- [Exercise objective] Tally the lines that contain the string "nukleofil" and give the number by itself.

## BEGIN Information given

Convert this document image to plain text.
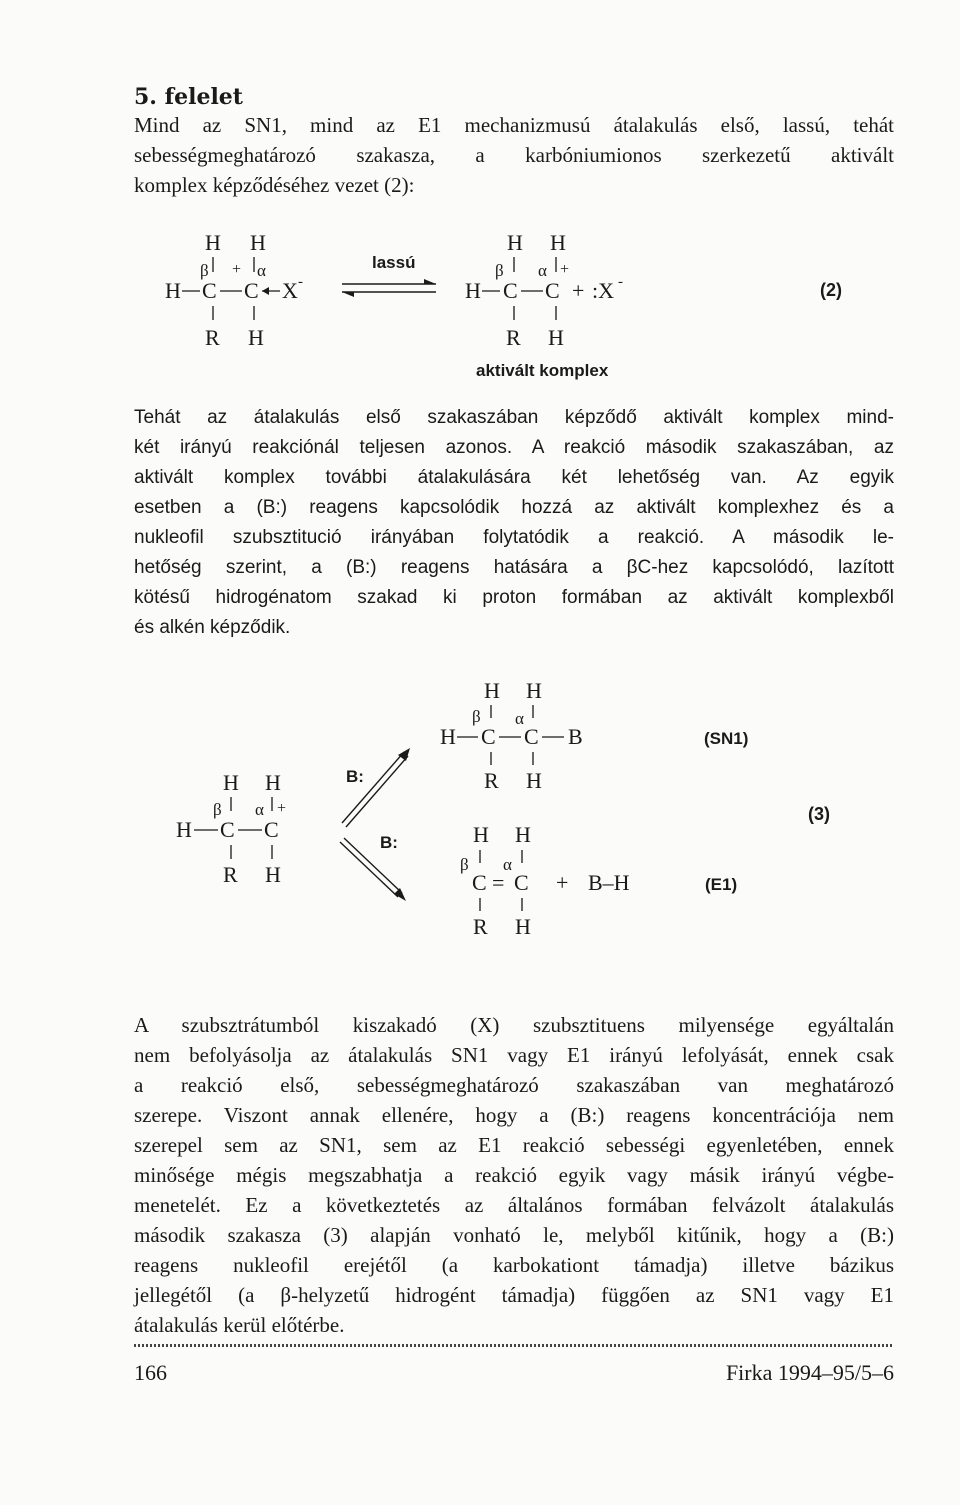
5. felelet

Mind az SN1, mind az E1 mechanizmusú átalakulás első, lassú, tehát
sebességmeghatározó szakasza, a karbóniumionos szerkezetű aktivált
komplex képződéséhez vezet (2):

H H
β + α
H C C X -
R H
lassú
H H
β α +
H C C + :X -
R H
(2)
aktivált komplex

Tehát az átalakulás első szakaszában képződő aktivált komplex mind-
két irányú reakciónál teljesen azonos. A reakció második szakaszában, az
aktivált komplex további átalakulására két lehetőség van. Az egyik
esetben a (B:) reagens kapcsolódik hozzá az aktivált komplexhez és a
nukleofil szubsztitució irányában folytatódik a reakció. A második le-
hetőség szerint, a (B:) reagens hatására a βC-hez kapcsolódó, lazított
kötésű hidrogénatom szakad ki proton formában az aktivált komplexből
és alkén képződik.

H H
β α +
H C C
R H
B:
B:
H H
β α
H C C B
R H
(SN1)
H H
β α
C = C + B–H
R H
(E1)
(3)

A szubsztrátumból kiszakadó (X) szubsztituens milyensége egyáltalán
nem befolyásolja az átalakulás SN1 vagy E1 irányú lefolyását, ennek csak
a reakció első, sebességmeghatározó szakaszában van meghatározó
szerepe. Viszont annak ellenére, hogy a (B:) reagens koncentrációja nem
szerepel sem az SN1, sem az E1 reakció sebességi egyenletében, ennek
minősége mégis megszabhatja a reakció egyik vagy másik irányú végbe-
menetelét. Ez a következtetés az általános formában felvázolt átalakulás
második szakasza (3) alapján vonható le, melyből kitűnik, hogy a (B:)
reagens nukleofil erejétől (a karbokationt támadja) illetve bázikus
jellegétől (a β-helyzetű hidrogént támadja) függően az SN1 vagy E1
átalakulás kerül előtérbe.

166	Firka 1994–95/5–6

## END Information given

- [Solution for this exercise] 2